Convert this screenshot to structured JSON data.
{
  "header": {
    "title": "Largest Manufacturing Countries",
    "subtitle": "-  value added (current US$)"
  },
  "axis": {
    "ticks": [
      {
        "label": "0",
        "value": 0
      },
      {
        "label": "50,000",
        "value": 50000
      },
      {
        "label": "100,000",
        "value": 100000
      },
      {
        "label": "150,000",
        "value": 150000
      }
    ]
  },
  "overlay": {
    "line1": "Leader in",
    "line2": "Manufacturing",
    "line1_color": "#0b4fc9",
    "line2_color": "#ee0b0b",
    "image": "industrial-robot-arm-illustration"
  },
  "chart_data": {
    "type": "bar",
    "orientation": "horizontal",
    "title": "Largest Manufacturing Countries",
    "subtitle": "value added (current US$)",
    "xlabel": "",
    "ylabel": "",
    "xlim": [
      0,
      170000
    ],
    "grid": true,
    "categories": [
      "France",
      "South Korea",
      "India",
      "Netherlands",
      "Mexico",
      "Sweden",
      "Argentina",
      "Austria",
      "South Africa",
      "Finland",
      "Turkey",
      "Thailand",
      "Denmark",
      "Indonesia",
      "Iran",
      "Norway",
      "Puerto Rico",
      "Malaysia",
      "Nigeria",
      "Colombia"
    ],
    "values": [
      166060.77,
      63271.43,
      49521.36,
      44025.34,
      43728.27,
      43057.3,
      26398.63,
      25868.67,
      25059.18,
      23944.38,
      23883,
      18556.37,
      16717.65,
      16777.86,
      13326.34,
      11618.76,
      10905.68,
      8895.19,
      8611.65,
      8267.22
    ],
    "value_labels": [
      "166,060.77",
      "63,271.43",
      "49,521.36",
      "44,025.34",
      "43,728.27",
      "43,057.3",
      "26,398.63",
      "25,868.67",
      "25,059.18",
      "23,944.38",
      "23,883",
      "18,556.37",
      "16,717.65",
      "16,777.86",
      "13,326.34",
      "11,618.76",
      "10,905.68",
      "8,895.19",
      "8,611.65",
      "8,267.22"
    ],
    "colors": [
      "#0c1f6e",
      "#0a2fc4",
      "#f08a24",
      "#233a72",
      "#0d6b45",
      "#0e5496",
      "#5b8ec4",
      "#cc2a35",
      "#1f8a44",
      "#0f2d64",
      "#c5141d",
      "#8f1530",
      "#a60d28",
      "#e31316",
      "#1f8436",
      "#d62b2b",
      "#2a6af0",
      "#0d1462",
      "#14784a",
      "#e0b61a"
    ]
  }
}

○ ○ ○ ○

# CHALLENGE
Reply with only the number of lines in the material above where the string "current" appears.

# RESPONSE
2